### Information given
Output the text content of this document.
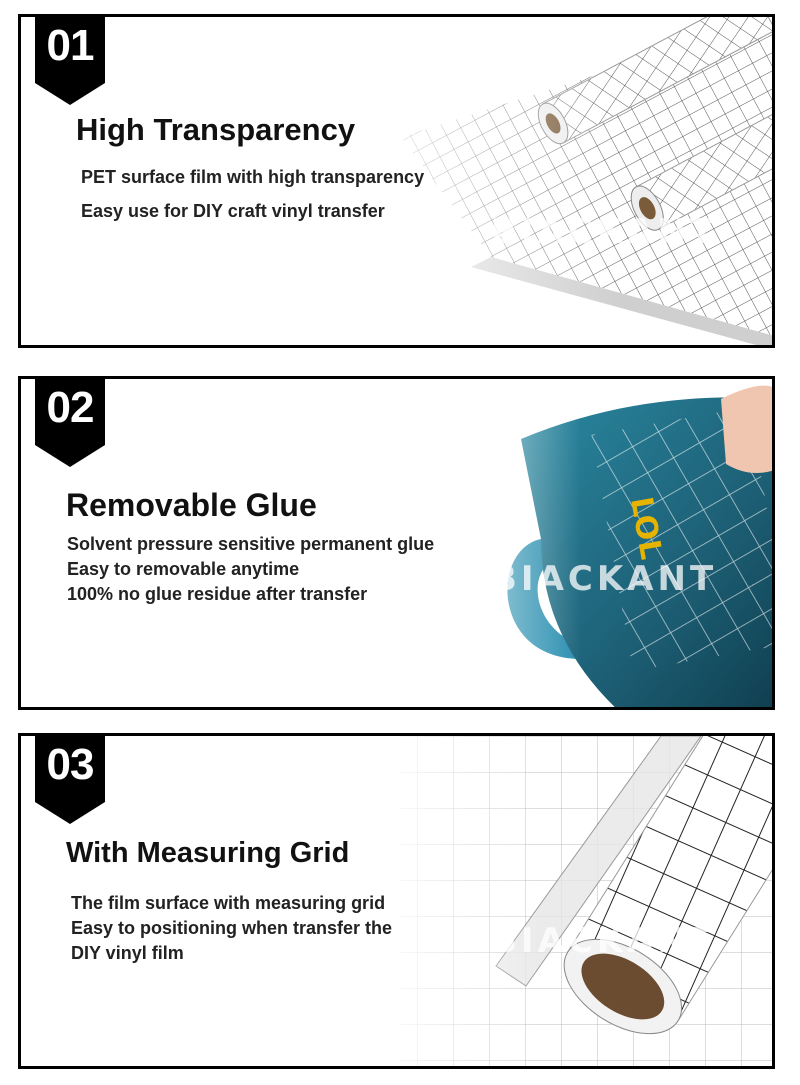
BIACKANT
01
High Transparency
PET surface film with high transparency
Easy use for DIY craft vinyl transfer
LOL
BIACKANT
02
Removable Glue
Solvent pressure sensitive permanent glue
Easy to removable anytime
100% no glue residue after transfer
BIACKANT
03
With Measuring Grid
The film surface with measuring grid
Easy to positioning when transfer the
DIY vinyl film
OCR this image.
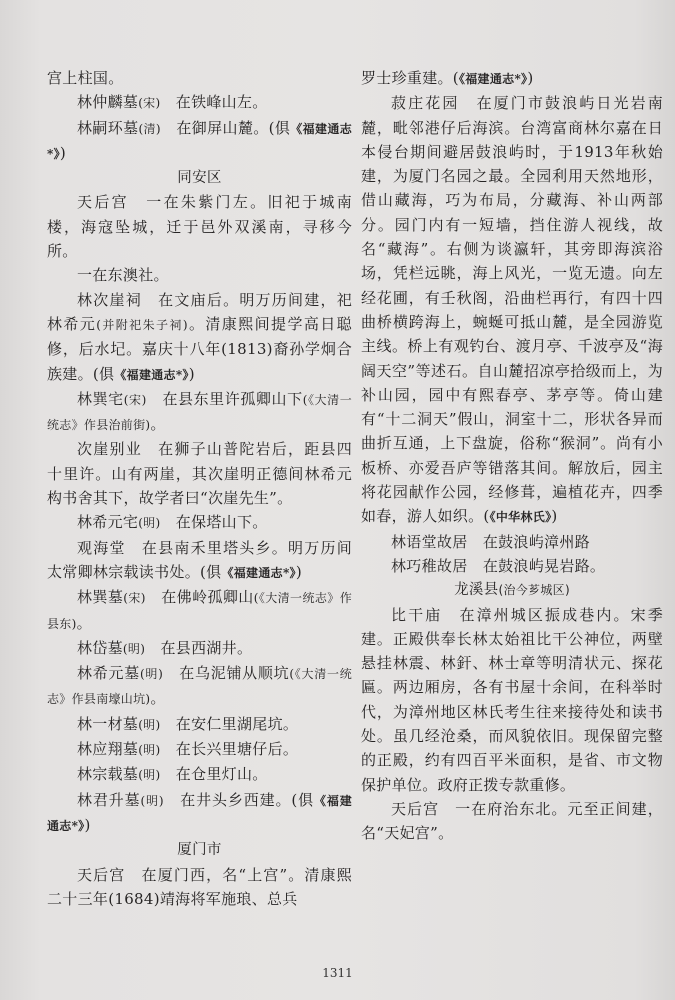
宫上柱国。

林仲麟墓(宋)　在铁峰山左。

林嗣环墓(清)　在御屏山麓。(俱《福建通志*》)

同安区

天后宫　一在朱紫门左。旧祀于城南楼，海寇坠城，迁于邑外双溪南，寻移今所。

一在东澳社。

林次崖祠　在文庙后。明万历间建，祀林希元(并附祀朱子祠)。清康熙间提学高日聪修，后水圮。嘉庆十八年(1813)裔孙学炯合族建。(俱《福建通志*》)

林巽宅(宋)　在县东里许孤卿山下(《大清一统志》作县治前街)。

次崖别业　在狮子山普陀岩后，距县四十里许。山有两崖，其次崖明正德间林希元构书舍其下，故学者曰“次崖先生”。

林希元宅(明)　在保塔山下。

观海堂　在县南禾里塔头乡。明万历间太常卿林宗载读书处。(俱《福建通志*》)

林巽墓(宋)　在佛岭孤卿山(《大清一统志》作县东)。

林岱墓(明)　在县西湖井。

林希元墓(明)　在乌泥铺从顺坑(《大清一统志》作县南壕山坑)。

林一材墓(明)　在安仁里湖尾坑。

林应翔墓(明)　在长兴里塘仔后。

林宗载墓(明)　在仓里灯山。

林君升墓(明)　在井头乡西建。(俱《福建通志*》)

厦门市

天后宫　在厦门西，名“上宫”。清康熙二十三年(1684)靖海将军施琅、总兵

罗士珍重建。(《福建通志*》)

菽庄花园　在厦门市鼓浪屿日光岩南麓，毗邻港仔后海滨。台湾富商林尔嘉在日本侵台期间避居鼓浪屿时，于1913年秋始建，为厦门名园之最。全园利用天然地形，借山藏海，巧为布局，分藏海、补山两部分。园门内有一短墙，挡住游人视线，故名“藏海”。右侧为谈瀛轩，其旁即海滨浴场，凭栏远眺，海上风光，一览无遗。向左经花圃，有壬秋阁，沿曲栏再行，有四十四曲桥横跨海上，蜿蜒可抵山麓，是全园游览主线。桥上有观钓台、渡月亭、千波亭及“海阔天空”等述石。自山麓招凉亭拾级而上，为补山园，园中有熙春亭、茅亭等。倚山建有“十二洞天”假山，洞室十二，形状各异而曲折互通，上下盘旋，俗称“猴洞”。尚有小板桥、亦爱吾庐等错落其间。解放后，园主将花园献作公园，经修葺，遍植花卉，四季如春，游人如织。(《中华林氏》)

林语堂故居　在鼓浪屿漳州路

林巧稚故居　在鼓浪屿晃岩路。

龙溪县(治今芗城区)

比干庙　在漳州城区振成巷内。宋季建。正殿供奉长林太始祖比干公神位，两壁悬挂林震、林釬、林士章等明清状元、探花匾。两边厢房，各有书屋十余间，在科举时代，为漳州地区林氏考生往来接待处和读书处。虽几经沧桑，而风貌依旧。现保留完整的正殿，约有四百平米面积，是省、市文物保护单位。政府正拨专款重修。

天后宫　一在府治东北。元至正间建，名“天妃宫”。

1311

### Problem description
Where a line of the entries contains the word "vinyl", copy that line.

### The response
Easy use for DIY craft vinyl transfer
DIY vinyl film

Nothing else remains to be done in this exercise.